*SET PROBLEM*
Below are some records. Pull every line that contains the word "this".

*GIVEN RECORDS*

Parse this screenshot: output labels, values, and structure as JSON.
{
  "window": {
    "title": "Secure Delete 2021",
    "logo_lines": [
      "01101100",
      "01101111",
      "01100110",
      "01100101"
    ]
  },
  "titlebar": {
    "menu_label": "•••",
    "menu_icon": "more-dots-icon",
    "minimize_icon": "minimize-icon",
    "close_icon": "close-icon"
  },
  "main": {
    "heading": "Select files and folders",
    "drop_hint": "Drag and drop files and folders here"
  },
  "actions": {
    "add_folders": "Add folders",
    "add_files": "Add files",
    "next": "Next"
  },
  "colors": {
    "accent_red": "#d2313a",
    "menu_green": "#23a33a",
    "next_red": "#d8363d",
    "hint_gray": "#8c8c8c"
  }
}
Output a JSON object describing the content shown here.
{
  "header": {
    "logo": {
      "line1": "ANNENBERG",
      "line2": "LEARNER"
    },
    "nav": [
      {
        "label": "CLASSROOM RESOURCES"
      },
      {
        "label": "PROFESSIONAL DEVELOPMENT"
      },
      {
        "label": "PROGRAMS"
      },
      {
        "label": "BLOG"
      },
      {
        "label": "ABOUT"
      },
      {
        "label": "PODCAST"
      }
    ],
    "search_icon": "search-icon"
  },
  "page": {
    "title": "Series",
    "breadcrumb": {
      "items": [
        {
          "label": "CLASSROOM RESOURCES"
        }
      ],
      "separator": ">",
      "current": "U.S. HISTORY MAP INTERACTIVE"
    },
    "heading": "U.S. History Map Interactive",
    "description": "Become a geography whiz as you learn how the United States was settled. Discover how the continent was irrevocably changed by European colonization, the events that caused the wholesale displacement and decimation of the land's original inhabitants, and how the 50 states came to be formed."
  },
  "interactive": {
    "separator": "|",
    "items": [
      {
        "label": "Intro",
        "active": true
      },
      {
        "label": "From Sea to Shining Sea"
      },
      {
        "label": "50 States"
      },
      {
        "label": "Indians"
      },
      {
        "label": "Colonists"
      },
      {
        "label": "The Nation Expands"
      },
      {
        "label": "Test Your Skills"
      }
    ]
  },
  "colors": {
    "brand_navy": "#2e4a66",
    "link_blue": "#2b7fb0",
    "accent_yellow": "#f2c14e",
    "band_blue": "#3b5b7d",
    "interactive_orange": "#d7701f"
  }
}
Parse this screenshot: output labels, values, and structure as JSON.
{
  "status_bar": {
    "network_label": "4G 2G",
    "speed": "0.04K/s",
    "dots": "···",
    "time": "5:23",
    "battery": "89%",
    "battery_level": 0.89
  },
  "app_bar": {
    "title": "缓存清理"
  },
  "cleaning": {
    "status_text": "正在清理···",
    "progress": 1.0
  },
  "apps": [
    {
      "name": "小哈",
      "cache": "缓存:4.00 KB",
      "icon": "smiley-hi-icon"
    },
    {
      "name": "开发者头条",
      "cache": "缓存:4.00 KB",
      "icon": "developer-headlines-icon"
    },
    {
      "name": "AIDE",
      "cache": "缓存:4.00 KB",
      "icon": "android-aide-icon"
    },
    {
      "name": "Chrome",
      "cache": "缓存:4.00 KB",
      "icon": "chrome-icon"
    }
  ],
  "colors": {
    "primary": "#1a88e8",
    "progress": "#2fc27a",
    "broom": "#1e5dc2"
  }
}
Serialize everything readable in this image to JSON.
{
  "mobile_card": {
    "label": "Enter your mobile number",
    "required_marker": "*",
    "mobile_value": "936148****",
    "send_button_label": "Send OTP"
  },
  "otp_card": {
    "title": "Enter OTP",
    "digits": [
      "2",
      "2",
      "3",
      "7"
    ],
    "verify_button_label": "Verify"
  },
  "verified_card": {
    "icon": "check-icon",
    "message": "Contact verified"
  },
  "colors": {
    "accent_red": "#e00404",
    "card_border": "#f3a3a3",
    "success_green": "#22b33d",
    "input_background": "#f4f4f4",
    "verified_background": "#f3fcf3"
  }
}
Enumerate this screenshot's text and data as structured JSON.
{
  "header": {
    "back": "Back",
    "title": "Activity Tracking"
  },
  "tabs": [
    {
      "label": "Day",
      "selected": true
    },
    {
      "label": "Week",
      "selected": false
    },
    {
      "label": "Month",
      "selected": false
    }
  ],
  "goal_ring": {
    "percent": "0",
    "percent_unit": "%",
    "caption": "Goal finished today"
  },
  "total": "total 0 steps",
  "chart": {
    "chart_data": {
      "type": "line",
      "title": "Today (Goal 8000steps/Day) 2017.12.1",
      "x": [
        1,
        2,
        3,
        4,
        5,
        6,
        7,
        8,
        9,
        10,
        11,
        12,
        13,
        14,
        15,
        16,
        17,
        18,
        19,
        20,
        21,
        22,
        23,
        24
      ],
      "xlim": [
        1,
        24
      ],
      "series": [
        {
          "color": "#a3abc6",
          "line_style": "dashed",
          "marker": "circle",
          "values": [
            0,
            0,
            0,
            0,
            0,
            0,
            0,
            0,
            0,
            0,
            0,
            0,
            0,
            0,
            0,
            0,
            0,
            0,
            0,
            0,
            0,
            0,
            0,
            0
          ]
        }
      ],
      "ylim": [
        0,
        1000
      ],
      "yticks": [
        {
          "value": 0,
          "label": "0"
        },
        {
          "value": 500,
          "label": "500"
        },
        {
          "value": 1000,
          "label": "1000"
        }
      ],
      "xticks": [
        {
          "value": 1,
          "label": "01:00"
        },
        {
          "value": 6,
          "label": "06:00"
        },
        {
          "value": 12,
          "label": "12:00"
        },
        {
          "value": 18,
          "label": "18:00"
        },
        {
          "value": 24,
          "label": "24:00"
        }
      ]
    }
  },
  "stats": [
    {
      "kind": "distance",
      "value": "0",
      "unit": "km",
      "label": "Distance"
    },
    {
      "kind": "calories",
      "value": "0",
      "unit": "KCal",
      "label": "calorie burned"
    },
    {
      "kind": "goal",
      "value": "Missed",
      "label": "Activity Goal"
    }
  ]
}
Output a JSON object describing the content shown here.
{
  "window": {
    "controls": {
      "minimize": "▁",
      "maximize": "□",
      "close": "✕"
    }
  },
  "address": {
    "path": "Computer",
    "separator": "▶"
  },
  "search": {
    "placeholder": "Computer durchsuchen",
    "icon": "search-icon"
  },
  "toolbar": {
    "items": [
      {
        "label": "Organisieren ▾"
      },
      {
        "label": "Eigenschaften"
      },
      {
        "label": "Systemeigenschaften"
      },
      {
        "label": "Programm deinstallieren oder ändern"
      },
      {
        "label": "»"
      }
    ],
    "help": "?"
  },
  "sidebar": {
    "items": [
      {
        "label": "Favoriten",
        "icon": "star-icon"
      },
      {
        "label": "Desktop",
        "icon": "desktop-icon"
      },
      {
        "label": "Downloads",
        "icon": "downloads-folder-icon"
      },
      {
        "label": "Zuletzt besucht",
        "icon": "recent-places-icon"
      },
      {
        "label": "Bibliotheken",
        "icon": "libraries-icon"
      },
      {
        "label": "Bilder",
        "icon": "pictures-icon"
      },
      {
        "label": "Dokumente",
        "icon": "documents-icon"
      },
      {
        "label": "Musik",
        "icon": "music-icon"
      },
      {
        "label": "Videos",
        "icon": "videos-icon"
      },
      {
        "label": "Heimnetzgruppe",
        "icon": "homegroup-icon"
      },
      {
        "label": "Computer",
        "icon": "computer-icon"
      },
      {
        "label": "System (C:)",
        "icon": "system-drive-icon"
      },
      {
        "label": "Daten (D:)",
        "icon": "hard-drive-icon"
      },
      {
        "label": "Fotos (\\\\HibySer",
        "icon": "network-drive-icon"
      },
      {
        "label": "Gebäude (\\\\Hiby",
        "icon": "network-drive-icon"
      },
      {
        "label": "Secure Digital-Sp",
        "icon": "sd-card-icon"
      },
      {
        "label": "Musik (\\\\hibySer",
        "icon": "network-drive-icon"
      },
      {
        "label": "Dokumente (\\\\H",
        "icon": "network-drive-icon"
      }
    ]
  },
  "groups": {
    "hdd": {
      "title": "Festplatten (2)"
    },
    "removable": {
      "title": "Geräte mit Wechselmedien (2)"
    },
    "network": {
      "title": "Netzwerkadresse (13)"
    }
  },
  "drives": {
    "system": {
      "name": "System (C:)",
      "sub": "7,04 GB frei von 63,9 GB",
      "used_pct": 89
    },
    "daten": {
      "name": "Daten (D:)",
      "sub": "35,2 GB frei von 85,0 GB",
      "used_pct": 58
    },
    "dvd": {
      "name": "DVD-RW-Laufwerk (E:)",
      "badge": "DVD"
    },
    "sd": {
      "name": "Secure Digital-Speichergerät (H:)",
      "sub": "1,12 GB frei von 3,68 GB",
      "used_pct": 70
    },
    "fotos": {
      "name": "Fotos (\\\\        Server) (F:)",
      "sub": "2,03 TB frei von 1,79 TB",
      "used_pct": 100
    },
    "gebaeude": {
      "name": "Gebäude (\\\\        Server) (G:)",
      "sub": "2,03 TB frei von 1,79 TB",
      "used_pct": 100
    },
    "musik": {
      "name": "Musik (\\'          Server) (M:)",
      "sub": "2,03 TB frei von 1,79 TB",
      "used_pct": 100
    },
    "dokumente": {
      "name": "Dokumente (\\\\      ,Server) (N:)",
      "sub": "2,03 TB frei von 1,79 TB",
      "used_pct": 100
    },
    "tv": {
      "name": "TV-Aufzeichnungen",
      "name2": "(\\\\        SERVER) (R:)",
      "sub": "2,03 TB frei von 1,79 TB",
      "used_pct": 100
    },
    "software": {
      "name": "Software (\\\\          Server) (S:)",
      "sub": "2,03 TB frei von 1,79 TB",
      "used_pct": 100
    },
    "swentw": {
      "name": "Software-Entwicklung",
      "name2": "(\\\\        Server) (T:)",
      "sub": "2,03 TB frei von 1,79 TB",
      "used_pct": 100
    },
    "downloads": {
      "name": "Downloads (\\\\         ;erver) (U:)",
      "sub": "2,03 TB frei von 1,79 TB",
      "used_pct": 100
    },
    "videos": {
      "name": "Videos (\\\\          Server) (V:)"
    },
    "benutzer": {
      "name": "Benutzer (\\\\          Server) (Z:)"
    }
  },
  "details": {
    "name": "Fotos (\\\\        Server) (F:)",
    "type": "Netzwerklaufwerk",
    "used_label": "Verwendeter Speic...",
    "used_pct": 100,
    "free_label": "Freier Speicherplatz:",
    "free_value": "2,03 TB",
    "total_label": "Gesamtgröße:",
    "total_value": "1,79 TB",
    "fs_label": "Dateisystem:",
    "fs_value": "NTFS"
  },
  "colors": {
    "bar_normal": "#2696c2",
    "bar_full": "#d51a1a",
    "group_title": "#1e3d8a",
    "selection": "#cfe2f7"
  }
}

*REPLY*
Parse this screenshot: output labels, values, and structure as JSON.
Parse this screenshot: output labels, values, and structure as JSON.
Serialize everything readable in this image to JSON.
Enumerate this screenshot's text and data as structured JSON.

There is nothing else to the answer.